• **TASK GOAL**
Extract all of the entries and give them again, word for word.

• **DATA**
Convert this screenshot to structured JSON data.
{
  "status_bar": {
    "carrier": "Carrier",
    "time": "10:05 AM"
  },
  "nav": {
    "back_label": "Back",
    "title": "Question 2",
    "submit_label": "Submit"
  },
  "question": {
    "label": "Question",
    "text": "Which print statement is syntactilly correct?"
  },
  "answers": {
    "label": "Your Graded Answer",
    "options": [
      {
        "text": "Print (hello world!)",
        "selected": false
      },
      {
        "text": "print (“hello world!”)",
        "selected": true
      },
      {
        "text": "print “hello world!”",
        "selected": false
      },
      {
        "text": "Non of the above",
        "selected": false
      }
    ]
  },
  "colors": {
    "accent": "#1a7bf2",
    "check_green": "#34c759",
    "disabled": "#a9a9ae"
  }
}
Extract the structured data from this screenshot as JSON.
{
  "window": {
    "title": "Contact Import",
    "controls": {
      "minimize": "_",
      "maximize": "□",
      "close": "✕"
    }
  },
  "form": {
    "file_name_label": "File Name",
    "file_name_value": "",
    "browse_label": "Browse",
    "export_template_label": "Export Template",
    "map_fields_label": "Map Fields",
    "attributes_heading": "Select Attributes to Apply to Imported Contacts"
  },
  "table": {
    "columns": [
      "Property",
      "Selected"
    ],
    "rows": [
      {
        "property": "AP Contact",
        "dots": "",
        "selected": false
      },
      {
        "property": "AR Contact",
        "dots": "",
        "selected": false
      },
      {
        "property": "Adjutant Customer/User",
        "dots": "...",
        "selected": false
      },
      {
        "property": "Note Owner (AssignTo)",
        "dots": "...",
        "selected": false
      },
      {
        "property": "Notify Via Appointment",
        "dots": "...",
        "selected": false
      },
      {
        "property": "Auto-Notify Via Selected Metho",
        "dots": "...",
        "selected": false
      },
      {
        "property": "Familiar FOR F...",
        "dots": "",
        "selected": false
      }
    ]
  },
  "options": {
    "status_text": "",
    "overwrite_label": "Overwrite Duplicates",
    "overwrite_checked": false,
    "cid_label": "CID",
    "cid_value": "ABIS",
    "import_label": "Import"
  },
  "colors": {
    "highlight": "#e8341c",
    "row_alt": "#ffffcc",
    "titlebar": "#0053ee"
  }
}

• **EXERCISE ANSWER**
Convert this screenshot to structured JSON data.
{
  "status_bar": {
    "carrier": "Carrier",
    "time": "10:05 AM"
  },
  "nav": {
    "back_label": "Back",
    "title": "Question 2",
    "submit_label": "Submit"
  },
  "question": {
    "label": "Question",
    "text": "Which print statement is syntactilly correct?"
  },
  "answers": {
    "label": "Your Graded Answer",
    "options": [
      {
        "text": "Print (hello world!)",
        "selected": false
      },
      {
        "text": "print (“hello world!”)",
        "selected": true
      },
      {
        "text": "print “hello world!”",
        "selected": false
      },
      {
        "text": "Non of the above",
        "selected": false
      }
    ]
  },
  "colors": {
    "accent": "#1a7bf2",
    "check_green": "#34c759",
    "disabled": "#a9a9ae"
  }
}
Extract the structured data from this screenshot as JSON.
{
  "window": {
    "title": "Contact Import",
    "controls": {
      "minimize": "_",
      "maximize": "□",
      "close": "✕"
    }
  },
  "form": {
    "file_name_label": "File Name",
    "file_name_value": "",
    "browse_label": "Browse",
    "export_template_label": "Export Template",
    "map_fields_label": "Map Fields",
    "attributes_heading": "Select Attributes to Apply to Imported Contacts"
  },
  "table": {
    "columns": [
      "Property",
      "Selected"
    ],
    "rows": [
      {
        "property": "AP Contact",
        "dots": "",
        "selected": false
      },
      {
        "property": "AR Contact",
        "dots": "",
        "selected": false
      },
      {
        "property": "Adjutant Customer/User",
        "dots": "...",
        "selected": false
      },
      {
        "property": "Note Owner (AssignTo)",
        "dots": "...",
        "selected": false
      },
      {
        "property": "Notify Via Appointment",
        "dots": "...",
        "selected": false
      },
      {
        "property": "Auto-Notify Via Selected Metho",
        "dots": "...",
        "selected": false
      },
      {
        "property": "Familiar FOR F...",
        "dots": "",
        "selected": false
      }
    ]
  },
  "options": {
    "status_text": "",
    "overwrite_label": "Overwrite Duplicates",
    "overwrite_checked": false,
    "cid_label": "CID",
    "cid_value": "ABIS",
    "import_label": "Import"
  },
  "colors": {
    "highlight": "#e8341c",
    "row_alt": "#ffffcc",
    "titlebar": "#0053ee"
  }
}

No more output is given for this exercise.